» What to work on: From the entries below, pull out each line where "xlabel" appears.

[Dataset records]
----------
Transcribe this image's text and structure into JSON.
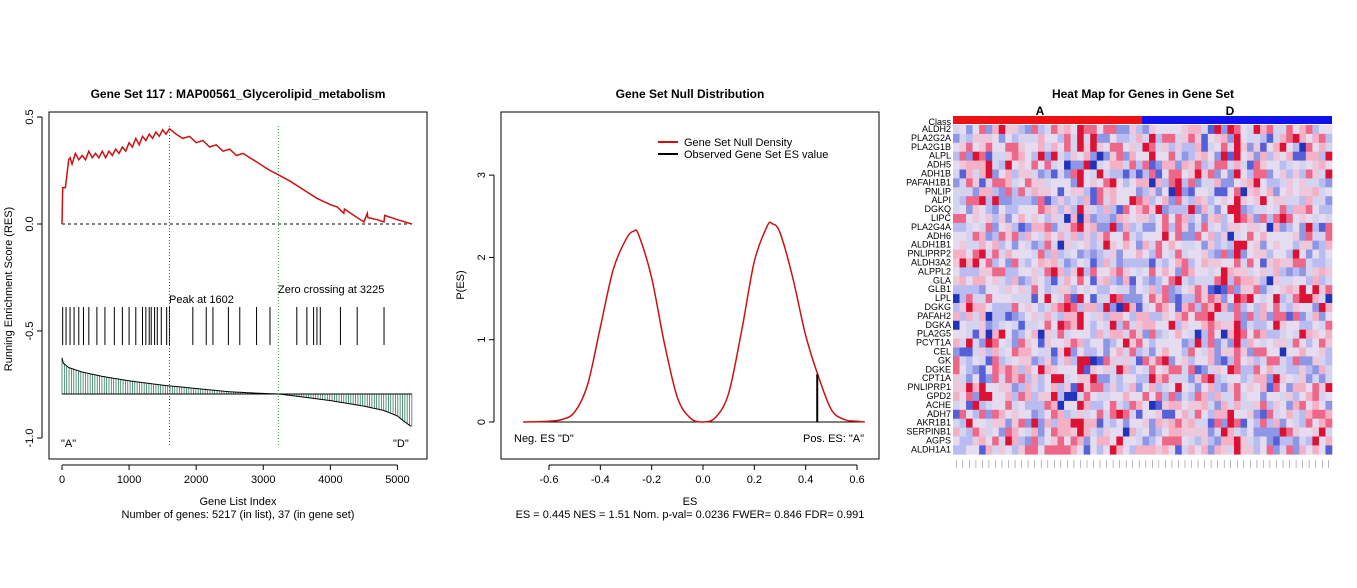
{
  "panel1": {
    "title": "Gene Set  117 : MAP00561_Glycerolipid_metabolism",
    "xlabel": "Gene List Index",
    "subtitle": "Number of genes: 5217 (in list), 37 (in gene set)",
    "ylabel": "Running Enrichment Score (RES)",
    "peak_label": "Peak at 1602",
    "zero_label": "Zero crossing at 3225",
    "left_corner": "\"A\"",
    "right_corner": "\"D\"",
    "x_ticks": [
      "0",
      "1000",
      "2000",
      "3000",
      "4000",
      "5000"
    ],
    "y_ticks": [
      "0.5",
      "0.0",
      "-0.5",
      "-1.0"
    ]
  },
  "panel2": {
    "title": "Gene Set Null Distribution",
    "xlabel": "ES",
    "subtitle": "ES = 0.445  NES = 1.51 Nom. p-val= 0.0236 FWER= 0.846 FDR= 0.991",
    "ylabel": "P(ES)",
    "legend": [
      "Gene Set Null Density",
      "Observed Gene Set ES value"
    ],
    "neg_label": "Neg. ES \"D\"",
    "pos_label": "Pos. ES: \"A\"",
    "x_ticks": [
      "-0.6",
      "-0.4",
      "-0.2",
      "0.0",
      "0.2",
      "0.4",
      "0.6"
    ],
    "y_ticks": [
      "0",
      "1",
      "2",
      "3"
    ]
  },
  "panel3": {
    "title": "Heat Map for Genes in Gene Set",
    "class_label": "Class",
    "class_a": "A",
    "class_d": "D",
    "genes": [
      "ALDH2",
      "PLA2G2A",
      "PLA2G1B",
      "ALPL",
      "ADH5",
      "ADH1B",
      "PAFAH1B1",
      "PNLIP",
      "ALPI",
      "DGKQ",
      "LIPC",
      "PLA2G4A",
      "ADH6",
      "ALDH1B1",
      "PNLIPRP2",
      "ALDH3A2",
      "ALPPL2",
      "GLA",
      "GLB1",
      "LPL",
      "DGKG",
      "PAFAH2",
      "DGKA",
      "PLA2G5",
      "PCYT1A",
      "CEL",
      "GK",
      "DGKE",
      "CPT1A",
      "PNLIPRP1",
      "GPD2",
      "ACHE",
      "ADH7",
      "AKR1B1",
      "SERPINB1",
      "AGPS",
      "ALDH1A1"
    ],
    "colors": {
      "class_a": "#ee1111",
      "class_d": "#1111ee"
    }
  },
  "chart_data": [
    {
      "type": "line",
      "title": "Gene Set  117 : MAP00561_Glycerolipid_metabolism",
      "xlabel": "Gene List Index",
      "ylabel": "Running Enrichment Score (RES)",
      "xlim": [
        0,
        5217
      ],
      "ylim": [
        -1.0,
        0.5
      ],
      "series": [
        {
          "name": "",
          "x": [
            0,
            10,
            50,
            100,
            120,
            150,
            200,
            250,
            300,
            350,
            400,
            450,
            500,
            550,
            600,
            650,
            700,
            750,
            800,
            850,
            900,
            950,
            1000,
            1050,
            1100,
            1150,
            1200,
            1250,
            1300,
            1350,
            1400,
            1450,
            1500,
            1550,
            1602,
            1700,
            1800,
            1900,
            2000,
            2100,
            2200,
            2300,
            2400,
            2500,
            2600,
            2700,
            2800,
            2900,
            3000,
            3100,
            3225,
            3400,
            3600,
            3800,
            4000,
            4100,
            4200,
            4210,
            4400,
            4500,
            4550,
            4560,
            4700,
            4800,
            4810,
            5000,
            5217
          ],
          "values": [
            0,
            0.17,
            0.17,
            0.3,
            0.31,
            0.28,
            0.33,
            0.3,
            0.32,
            0.3,
            0.34,
            0.31,
            0.33,
            0.31,
            0.34,
            0.31,
            0.34,
            0.32,
            0.35,
            0.33,
            0.36,
            0.34,
            0.38,
            0.36,
            0.4,
            0.37,
            0.41,
            0.39,
            0.42,
            0.4,
            0.43,
            0.41,
            0.44,
            0.42,
            0.445,
            0.42,
            0.4,
            0.41,
            0.38,
            0.39,
            0.36,
            0.37,
            0.34,
            0.35,
            0.32,
            0.33,
            0.31,
            0.29,
            0.27,
            0.25,
            0.23,
            0.2,
            0.16,
            0.12,
            0.09,
            0.08,
            0.05,
            0.07,
            0.03,
            0.01,
            0.05,
            0.03,
            0.02,
            0.01,
            0.04,
            0.02,
            0.0
          ]
        }
      ],
      "hits": [
        10,
        60,
        120,
        180,
        250,
        320,
        400,
        520,
        640,
        780,
        900,
        1000,
        1100,
        1200,
        1250,
        1300,
        1330,
        1380,
        1420,
        1480,
        1560,
        1602,
        1950,
        2150,
        2250,
        2480,
        2650,
        2900,
        3100,
        3500,
        3650,
        3750,
        3800,
        3850,
        4150,
        4400,
        4800
      ],
      "ranked_metric": {
        "x": [
          0,
          20,
          100,
          300,
          600,
          1000,
          1500,
          2000,
          2500,
          3000,
          3225,
          3500,
          4000,
          4500,
          4800,
          5000,
          5100,
          5217
        ],
        "values": [
          0.33,
          0.28,
          0.24,
          0.2,
          0.16,
          0.12,
          0.08,
          0.05,
          0.02,
          0.005,
          0.0,
          -0.02,
          -0.06,
          -0.11,
          -0.15,
          -0.2,
          -0.25,
          -0.3
        ]
      },
      "annotations": {
        "peak_index": 1602,
        "zero_crossing": 3225
      }
    },
    {
      "type": "line",
      "title": "Gene Set Null Distribution",
      "xlabel": "ES",
      "ylabel": "P(ES)",
      "xlim": [
        -0.75,
        0.65
      ],
      "ylim": [
        -0.5,
        3.5
      ],
      "series": [
        {
          "name": "Gene Set Null Density",
          "x": [
            -0.7,
            -0.6,
            -0.55,
            -0.5,
            -0.45,
            -0.4,
            -0.35,
            -0.3,
            -0.27,
            -0.25,
            -0.2,
            -0.15,
            -0.1,
            -0.05,
            0.0,
            0.05,
            0.1,
            0.15,
            0.2,
            0.25,
            0.27,
            0.3,
            0.35,
            0.4,
            0.45,
            0.5,
            0.55,
            0.6
          ],
          "values": [
            0,
            0.01,
            0.03,
            0.12,
            0.45,
            1.15,
            1.85,
            2.22,
            2.32,
            2.27,
            1.75,
            0.95,
            0.3,
            0.05,
            0.0,
            0.06,
            0.35,
            1.1,
            1.95,
            2.38,
            2.41,
            2.3,
            1.75,
            1.05,
            0.55,
            0.15,
            0.03,
            0.01
          ]
        },
        {
          "name": "Observed Gene Set ES value",
          "x": [
            0.445,
            0.445
          ],
          "values": [
            0,
            0.58
          ]
        }
      ]
    }
  ]
}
----------
» Answer to the problem:
    "xlabel": "Gene List Index",
    "xlabel": "ES",
      "xlabel": "Gene List Index",
      "xlabel": "ES",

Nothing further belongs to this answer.